** Start Dataset **

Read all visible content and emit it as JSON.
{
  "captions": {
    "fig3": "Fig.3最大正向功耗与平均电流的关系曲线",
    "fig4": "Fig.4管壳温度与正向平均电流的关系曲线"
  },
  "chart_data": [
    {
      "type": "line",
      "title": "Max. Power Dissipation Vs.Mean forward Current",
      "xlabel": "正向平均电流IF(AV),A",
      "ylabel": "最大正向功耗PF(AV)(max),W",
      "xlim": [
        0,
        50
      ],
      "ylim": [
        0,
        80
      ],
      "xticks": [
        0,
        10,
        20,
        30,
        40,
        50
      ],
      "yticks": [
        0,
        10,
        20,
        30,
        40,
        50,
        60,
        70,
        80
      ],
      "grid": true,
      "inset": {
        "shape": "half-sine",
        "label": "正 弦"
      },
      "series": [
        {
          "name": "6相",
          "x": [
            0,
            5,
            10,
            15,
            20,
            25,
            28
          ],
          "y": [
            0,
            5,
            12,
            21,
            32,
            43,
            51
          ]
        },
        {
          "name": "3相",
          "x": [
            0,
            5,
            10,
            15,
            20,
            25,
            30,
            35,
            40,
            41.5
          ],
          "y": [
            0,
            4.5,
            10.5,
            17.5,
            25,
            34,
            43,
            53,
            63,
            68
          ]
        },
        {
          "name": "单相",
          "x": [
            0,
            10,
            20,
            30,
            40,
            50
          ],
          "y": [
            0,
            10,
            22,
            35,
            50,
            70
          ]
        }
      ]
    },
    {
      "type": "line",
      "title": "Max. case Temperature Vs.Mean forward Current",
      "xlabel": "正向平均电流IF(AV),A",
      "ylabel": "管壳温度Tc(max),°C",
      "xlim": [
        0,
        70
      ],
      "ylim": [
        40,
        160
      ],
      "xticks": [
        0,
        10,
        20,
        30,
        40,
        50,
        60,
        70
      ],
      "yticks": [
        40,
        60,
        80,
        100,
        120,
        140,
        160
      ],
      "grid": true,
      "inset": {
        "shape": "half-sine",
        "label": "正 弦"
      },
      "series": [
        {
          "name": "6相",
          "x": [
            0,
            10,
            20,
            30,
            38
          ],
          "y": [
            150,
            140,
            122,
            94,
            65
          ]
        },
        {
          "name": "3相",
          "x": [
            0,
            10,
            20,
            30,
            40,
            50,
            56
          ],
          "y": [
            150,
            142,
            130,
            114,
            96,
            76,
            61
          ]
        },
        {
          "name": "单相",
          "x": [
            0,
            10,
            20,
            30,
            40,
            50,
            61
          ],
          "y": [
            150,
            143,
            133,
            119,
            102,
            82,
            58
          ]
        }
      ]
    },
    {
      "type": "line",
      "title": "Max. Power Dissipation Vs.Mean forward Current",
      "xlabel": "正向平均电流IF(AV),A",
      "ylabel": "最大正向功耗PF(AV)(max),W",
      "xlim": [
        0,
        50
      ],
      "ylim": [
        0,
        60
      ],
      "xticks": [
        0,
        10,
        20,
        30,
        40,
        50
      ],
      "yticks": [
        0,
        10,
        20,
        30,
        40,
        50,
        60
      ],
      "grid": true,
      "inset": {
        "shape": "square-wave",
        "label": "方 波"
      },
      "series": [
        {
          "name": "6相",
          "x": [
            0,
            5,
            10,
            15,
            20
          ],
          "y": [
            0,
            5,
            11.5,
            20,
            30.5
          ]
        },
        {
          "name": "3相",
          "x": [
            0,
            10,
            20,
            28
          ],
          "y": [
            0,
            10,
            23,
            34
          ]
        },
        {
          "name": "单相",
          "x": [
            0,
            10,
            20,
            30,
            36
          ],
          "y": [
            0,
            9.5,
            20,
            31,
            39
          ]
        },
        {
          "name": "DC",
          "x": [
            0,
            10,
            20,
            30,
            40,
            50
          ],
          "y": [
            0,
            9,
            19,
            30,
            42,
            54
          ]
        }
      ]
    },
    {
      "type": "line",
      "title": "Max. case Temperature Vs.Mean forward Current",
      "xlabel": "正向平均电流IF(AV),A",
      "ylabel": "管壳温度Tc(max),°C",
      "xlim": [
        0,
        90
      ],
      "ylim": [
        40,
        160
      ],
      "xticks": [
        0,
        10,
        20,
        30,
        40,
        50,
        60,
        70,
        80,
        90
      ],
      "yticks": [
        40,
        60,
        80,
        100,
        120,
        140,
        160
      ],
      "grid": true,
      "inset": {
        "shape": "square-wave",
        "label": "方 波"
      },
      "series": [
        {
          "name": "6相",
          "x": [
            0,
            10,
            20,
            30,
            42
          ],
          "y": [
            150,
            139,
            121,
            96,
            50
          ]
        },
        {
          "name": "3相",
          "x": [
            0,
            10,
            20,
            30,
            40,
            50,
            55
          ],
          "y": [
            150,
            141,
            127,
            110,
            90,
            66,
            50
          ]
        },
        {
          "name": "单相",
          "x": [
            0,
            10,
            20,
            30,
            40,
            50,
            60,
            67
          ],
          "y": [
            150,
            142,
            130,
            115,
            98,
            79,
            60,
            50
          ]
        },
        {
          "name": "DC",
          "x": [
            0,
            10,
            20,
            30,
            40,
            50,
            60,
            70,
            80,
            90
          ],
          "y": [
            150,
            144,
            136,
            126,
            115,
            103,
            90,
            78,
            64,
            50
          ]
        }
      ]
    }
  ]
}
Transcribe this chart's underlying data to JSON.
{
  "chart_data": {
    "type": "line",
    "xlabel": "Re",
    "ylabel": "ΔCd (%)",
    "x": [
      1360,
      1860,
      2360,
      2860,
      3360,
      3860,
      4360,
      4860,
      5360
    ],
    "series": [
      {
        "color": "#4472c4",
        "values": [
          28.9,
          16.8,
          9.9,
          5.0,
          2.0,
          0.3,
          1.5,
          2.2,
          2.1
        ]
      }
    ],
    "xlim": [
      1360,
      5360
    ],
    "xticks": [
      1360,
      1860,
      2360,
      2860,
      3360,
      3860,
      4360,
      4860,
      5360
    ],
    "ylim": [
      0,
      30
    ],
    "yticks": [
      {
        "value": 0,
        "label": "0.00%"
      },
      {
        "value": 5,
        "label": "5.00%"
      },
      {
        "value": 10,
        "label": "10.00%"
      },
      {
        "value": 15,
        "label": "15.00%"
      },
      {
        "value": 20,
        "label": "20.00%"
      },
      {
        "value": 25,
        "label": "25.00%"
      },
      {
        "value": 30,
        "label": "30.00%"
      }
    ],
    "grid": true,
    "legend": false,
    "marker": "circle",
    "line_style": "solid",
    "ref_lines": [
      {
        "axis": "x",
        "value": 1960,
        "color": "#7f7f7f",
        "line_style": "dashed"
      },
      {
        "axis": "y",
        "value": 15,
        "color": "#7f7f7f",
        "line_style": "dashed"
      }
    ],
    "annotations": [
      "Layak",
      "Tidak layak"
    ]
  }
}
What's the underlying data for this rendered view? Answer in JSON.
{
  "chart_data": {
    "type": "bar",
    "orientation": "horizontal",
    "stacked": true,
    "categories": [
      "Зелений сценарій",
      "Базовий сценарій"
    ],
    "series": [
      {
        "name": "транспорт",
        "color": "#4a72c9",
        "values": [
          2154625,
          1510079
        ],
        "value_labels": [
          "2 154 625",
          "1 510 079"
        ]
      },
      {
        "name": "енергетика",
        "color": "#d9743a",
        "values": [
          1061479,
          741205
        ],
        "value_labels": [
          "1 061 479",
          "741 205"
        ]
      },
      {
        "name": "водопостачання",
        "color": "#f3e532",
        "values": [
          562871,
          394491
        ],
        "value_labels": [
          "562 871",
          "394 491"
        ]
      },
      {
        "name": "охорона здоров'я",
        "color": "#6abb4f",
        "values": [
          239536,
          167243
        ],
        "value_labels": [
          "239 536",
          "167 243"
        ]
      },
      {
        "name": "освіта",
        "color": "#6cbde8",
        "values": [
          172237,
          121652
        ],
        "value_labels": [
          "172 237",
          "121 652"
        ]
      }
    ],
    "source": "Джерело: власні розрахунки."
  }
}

** End Dataset **

(Work to do): Return all lines containing "underlying".

(Complete answer):
Transcribe this chart's underlying data to JSON.
What's the underlying data for this rendered view? Answer in JSON.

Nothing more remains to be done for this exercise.